Copy out all the lines where "当季同比" shows up.

--- --- ---

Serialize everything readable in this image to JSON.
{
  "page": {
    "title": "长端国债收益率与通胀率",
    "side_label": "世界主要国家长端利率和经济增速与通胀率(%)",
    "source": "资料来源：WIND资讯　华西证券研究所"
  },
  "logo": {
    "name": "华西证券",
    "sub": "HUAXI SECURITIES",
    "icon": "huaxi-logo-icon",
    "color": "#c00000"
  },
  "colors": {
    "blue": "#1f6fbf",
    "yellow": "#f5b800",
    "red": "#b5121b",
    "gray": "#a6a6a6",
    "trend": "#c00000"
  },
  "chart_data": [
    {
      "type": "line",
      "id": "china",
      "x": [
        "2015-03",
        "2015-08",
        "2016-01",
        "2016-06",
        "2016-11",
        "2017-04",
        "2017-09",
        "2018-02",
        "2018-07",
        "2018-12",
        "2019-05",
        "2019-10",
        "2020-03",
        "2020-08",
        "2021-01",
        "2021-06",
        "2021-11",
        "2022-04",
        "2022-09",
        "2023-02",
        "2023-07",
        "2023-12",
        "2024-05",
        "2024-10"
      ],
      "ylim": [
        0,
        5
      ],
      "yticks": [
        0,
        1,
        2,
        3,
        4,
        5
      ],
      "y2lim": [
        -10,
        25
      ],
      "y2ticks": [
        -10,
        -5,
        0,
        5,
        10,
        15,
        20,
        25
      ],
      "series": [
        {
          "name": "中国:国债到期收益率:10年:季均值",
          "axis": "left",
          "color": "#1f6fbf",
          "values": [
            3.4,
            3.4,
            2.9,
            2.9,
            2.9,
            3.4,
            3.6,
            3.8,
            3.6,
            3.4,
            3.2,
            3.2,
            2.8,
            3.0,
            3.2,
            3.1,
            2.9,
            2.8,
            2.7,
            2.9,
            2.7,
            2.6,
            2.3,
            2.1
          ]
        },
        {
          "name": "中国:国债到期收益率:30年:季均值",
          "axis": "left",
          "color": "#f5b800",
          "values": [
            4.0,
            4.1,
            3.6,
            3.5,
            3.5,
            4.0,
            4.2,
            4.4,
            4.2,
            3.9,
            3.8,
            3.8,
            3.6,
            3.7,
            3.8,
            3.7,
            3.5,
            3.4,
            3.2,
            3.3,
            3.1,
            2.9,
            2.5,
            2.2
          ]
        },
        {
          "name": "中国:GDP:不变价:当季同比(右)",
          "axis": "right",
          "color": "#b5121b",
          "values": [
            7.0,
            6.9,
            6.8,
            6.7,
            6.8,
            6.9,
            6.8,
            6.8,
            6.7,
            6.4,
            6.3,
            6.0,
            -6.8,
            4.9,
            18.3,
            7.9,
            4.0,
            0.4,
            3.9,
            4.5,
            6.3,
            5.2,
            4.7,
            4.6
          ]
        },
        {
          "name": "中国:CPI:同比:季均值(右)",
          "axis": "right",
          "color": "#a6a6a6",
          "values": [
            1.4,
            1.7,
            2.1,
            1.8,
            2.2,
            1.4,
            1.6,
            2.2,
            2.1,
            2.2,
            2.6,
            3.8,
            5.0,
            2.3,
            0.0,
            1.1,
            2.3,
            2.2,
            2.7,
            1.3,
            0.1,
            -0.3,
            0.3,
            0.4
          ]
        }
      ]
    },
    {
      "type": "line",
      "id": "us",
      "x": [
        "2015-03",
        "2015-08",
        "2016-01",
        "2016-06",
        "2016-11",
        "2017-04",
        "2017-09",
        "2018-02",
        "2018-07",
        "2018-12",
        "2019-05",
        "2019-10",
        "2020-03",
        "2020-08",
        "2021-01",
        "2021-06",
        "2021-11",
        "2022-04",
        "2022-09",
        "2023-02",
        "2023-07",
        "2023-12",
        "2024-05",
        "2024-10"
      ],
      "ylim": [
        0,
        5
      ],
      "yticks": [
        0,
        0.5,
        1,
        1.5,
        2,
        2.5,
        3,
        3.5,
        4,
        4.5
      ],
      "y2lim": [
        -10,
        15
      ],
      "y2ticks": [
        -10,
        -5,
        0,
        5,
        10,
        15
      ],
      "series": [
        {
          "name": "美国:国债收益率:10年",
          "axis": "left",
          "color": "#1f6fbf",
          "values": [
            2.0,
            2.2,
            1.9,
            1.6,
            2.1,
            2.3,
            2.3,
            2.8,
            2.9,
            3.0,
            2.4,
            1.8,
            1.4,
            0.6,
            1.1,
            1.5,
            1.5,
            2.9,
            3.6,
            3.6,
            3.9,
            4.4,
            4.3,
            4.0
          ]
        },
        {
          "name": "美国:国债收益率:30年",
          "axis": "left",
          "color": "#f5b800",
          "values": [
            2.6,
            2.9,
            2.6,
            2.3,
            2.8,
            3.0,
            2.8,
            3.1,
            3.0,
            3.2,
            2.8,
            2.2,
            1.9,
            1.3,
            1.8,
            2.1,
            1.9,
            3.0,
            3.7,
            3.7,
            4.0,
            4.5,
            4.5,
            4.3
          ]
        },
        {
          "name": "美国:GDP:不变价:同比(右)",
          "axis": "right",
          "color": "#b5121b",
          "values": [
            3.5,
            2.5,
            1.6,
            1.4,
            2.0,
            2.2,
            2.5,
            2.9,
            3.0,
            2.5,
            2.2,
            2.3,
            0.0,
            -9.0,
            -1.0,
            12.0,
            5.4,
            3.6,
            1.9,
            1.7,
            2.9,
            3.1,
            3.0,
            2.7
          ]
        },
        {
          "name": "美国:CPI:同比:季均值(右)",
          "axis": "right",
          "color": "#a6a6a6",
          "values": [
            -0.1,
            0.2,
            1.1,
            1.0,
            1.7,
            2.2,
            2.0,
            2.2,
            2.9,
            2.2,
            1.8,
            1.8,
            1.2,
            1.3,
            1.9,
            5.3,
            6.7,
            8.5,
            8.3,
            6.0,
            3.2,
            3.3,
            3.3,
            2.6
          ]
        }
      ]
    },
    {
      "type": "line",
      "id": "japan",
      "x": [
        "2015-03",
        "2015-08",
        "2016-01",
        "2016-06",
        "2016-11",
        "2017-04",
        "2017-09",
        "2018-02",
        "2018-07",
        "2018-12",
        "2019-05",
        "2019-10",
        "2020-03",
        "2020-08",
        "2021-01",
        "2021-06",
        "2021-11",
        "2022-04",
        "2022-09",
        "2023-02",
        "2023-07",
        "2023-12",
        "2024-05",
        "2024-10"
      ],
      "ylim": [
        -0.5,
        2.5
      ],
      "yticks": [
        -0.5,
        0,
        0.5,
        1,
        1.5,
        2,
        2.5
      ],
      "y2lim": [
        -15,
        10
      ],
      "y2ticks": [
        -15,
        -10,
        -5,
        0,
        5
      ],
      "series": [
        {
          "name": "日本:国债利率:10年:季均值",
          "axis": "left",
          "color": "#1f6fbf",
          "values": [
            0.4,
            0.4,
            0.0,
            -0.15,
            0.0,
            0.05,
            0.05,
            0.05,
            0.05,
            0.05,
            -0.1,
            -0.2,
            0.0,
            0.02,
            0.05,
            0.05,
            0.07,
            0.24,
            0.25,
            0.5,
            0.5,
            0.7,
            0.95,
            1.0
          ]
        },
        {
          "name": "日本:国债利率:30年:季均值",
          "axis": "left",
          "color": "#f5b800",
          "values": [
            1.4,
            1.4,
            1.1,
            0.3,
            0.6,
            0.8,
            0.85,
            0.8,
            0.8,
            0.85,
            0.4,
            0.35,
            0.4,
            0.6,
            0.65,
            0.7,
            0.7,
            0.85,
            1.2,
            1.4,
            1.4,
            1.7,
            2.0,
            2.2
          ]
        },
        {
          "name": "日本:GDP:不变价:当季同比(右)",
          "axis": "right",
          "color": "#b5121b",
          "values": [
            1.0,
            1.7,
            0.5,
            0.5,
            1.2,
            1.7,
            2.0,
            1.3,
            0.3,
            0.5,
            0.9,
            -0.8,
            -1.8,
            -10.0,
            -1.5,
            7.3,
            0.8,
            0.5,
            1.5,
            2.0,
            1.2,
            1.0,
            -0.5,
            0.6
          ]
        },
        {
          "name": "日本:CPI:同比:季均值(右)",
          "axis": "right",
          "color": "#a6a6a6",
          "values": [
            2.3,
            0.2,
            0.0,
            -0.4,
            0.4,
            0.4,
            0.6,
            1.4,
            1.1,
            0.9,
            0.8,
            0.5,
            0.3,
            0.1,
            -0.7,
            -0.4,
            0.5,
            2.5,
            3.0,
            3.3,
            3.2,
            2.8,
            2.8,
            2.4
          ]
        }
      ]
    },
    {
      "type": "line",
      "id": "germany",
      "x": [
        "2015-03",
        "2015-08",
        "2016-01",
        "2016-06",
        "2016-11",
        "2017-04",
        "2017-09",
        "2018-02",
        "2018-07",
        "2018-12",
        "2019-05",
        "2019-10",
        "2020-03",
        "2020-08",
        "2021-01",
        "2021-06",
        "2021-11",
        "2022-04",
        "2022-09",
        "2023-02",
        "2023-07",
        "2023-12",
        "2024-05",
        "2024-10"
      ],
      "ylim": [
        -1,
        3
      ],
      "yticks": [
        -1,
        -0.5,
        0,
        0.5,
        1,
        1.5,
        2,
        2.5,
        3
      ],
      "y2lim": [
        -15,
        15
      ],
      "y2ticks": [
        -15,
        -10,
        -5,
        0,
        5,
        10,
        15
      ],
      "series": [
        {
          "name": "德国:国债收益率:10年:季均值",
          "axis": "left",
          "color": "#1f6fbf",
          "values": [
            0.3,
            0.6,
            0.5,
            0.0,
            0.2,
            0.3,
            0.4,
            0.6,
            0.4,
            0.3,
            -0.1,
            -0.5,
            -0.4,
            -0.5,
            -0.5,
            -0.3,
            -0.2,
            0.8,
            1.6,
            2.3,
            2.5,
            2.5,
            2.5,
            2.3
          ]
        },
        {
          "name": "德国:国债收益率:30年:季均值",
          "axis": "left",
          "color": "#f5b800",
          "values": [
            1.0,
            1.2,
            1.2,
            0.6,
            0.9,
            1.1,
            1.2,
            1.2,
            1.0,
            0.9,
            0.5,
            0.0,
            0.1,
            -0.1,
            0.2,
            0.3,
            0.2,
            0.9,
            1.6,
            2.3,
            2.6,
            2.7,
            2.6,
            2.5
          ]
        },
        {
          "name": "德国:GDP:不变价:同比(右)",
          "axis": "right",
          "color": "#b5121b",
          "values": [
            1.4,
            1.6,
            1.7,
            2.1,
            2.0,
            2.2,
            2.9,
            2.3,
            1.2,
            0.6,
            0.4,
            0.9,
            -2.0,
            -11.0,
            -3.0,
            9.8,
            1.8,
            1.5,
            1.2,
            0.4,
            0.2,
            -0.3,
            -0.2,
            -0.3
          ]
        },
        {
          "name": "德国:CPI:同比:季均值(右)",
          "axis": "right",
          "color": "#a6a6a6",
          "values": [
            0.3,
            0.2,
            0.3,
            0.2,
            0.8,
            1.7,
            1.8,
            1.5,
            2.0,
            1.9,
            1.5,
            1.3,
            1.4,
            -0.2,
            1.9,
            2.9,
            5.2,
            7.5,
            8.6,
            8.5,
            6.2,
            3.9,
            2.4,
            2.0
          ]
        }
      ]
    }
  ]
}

--- --- ---

_OUTPUT FOR THIS TASK_
          "name": "中国:GDP:不变价:当季同比(右)",
          "name": "日本:GDP:不变价:当季同比(右)",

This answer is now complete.